··· Records supplied

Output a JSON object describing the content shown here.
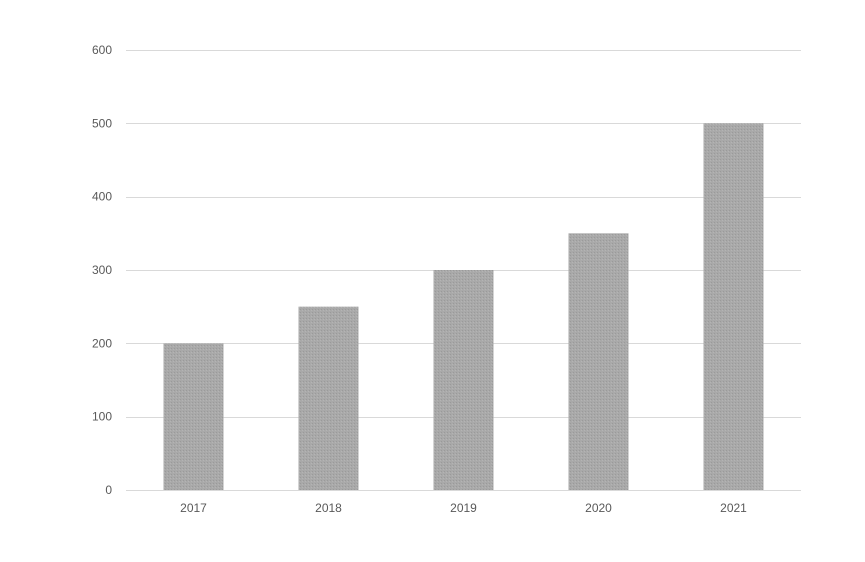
{
  "chart_data": {
    "type": "bar",
    "title": "",
    "xlabel": "",
    "ylabel": "",
    "categories": [
      "2017",
      "2018",
      "2019",
      "2020",
      "2021"
    ],
    "values": [
      200,
      250,
      300,
      350,
      500
    ],
    "ylim": [
      0,
      600
    ],
    "yticks": [
      0,
      100,
      200,
      300,
      400,
      500,
      600
    ],
    "grid": true,
    "legend": "none",
    "bar_color": "#a6a6a6",
    "grid_color": "#d9d9d9",
    "tick_label_color": "#595959"
  }
}
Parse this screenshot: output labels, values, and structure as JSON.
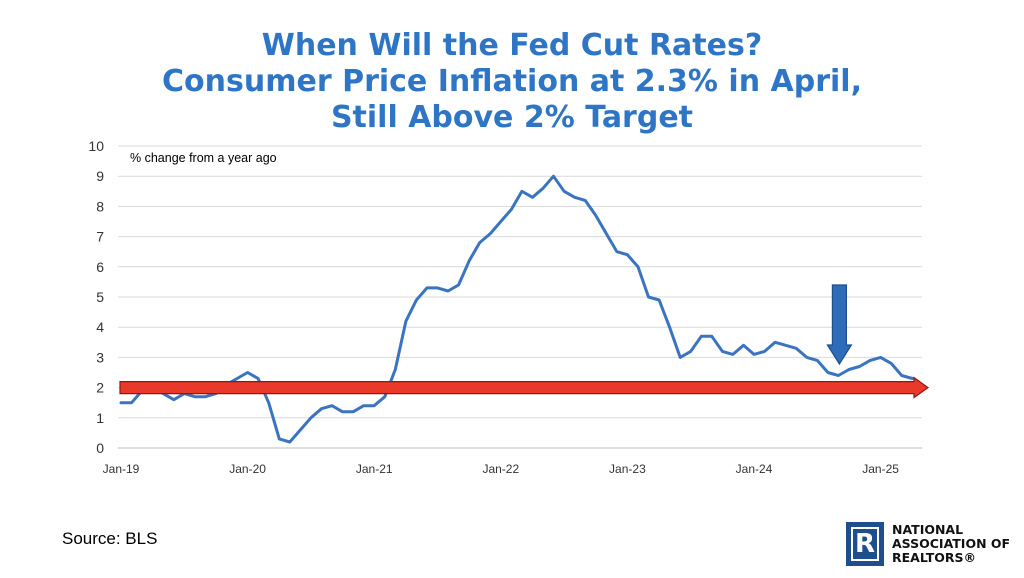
{
  "title": {
    "line1": "When Will the Fed Cut Rates?",
    "line2": "Consumer Price Inflation at 2.3% in April,",
    "line3": "Still Above 2% Target"
  },
  "source": "Source: BLS",
  "logo": {
    "mark": "R",
    "line1": "NATIONAL",
    "line2": "ASSOCIATION OF",
    "line3": "REALTORS®"
  },
  "colors": {
    "title": "#2E75C6",
    "line": "#3A74C1",
    "target_arrow": "#E8392B",
    "target_arrow_outline": "#8B1A12",
    "callout_arrow": "#2E6BB8",
    "callout_arrow_outline": "#1F4E8C",
    "grid": "#D9D9D9"
  },
  "chart_data": {
    "type": "line",
    "title": "",
    "annotation": "% change from a year ago",
    "ylim": [
      0,
      10
    ],
    "y_ticks": [
      "0",
      "1",
      "2",
      "3",
      "4",
      "5",
      "6",
      "7",
      "8",
      "9",
      "10"
    ],
    "x_tick_labels": [
      "Jan-19",
      "Jan-20",
      "Jan-21",
      "Jan-22",
      "Jan-23",
      "Jan-24",
      "Jan-25"
    ],
    "grid": "horizontal",
    "target_line": 2,
    "callout_arrow_month": "Sep-24",
    "series": [
      {
        "start": "Jan-19",
        "frequency": "monthly",
        "values": [
          1.5,
          1.5,
          1.9,
          2.0,
          1.8,
          1.6,
          1.8,
          1.7,
          1.7,
          1.8,
          2.1,
          2.3,
          2.5,
          2.3,
          1.5,
          0.3,
          0.2,
          0.6,
          1.0,
          1.3,
          1.4,
          1.2,
          1.2,
          1.4,
          1.4,
          1.7,
          2.6,
          4.2,
          4.9,
          5.3,
          5.3,
          5.2,
          5.4,
          6.2,
          6.8,
          7.1,
          7.5,
          7.9,
          8.5,
          8.3,
          8.6,
          9.0,
          8.5,
          8.3,
          8.2,
          7.7,
          7.1,
          6.5,
          6.4,
          6.0,
          5.0,
          4.9,
          4.0,
          3.0,
          3.2,
          3.7,
          3.7,
          3.2,
          3.1,
          3.4,
          3.1,
          3.2,
          3.5,
          3.4,
          3.3,
          3.0,
          2.9,
          2.5,
          2.4,
          2.6,
          2.7,
          2.9,
          3.0,
          2.8,
          2.4,
          2.3
        ]
      }
    ]
  }
}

······

Problem: Repeat all of the records verbatim, leaving out the pictures.

Final answer:
Output a JSON object describing the content shown here.
{
  "chart_data": {
    "type": "bar",
    "title": "",
    "xlabel": "",
    "ylabel": "",
    "categories": [
      "2017",
      "2018",
      "2019",
      "2020",
      "2021"
    ],
    "values": [
      200,
      250,
      300,
      350,
      500
    ],
    "ylim": [
      0,
      600
    ],
    "yticks": [
      0,
      100,
      200,
      300,
      400,
      500,
      600
    ],
    "grid": true,
    "legend": "none",
    "bar_color": "#a6a6a6",
    "grid_color": "#d9d9d9",
    "tick_label_color": "#595959"
  }
}
Parse this screenshot: output labels, values, and structure as JSON.
{
  "title": {
    "line1": "When Will the Fed Cut Rates?",
    "line2": "Consumer Price Inflation at 2.3% in April,",
    "line3": "Still Above 2% Target"
  },
  "source": "Source: BLS",
  "logo": {
    "mark": "R",
    "line1": "NATIONAL",
    "line2": "ASSOCIATION OF",
    "line3": "REALTORS®"
  },
  "colors": {
    "title": "#2E75C6",
    "line": "#3A74C1",
    "target_arrow": "#E8392B",
    "target_arrow_outline": "#8B1A12",
    "callout_arrow": "#2E6BB8",
    "callout_arrow_outline": "#1F4E8C",
    "grid": "#D9D9D9"
  },
  "chart_data": {
    "type": "line",
    "title": "",
    "annotation": "% change from a year ago",
    "ylim": [
      0,
      10
    ],
    "y_ticks": [
      "0",
      "1",
      "2",
      "3",
      "4",
      "5",
      "6",
      "7",
      "8",
      "9",
      "10"
    ],
    "x_tick_labels": [
      "Jan-19",
      "Jan-20",
      "Jan-21",
      "Jan-22",
      "Jan-23",
      "Jan-24",
      "Jan-25"
    ],
    "grid": "horizontal",
    "target_line": 2,
    "callout_arrow_month": "Sep-24",
    "series": [
      {
        "start": "Jan-19",
        "frequency": "monthly",
        "values": [
          1.5,
          1.5,
          1.9,
          2.0,
          1.8,
          1.6,
          1.8,
          1.7,
          1.7,
          1.8,
          2.1,
          2.3,
          2.5,
          2.3,
          1.5,
          0.3,
          0.2,
          0.6,
          1.0,
          1.3,
          1.4,
          1.2,
          1.2,
          1.4,
          1.4,
          1.7,
          2.6,
          4.2,
          4.9,
          5.3,
          5.3,
          5.2,
          5.4,
          6.2,
          6.8,
          7.1,
          7.5,
          7.9,
          8.5,
          8.3,
          8.6,
          9.0,
          8.5,
          8.3,
          8.2,
          7.7,
          7.1,
          6.5,
          6.4,
          6.0,
          5.0,
          4.9,
          4.0,
          3.0,
          3.2,
          3.7,
          3.7,
          3.2,
          3.1,
          3.4,
          3.1,
          3.2,
          3.5,
          3.4,
          3.3,
          3.0,
          2.9,
          2.5,
          2.4,
          2.6,
          2.7,
          2.9,
          3.0,
          2.8,
          2.4,
          2.3
        ]
      }
    ]
  }
}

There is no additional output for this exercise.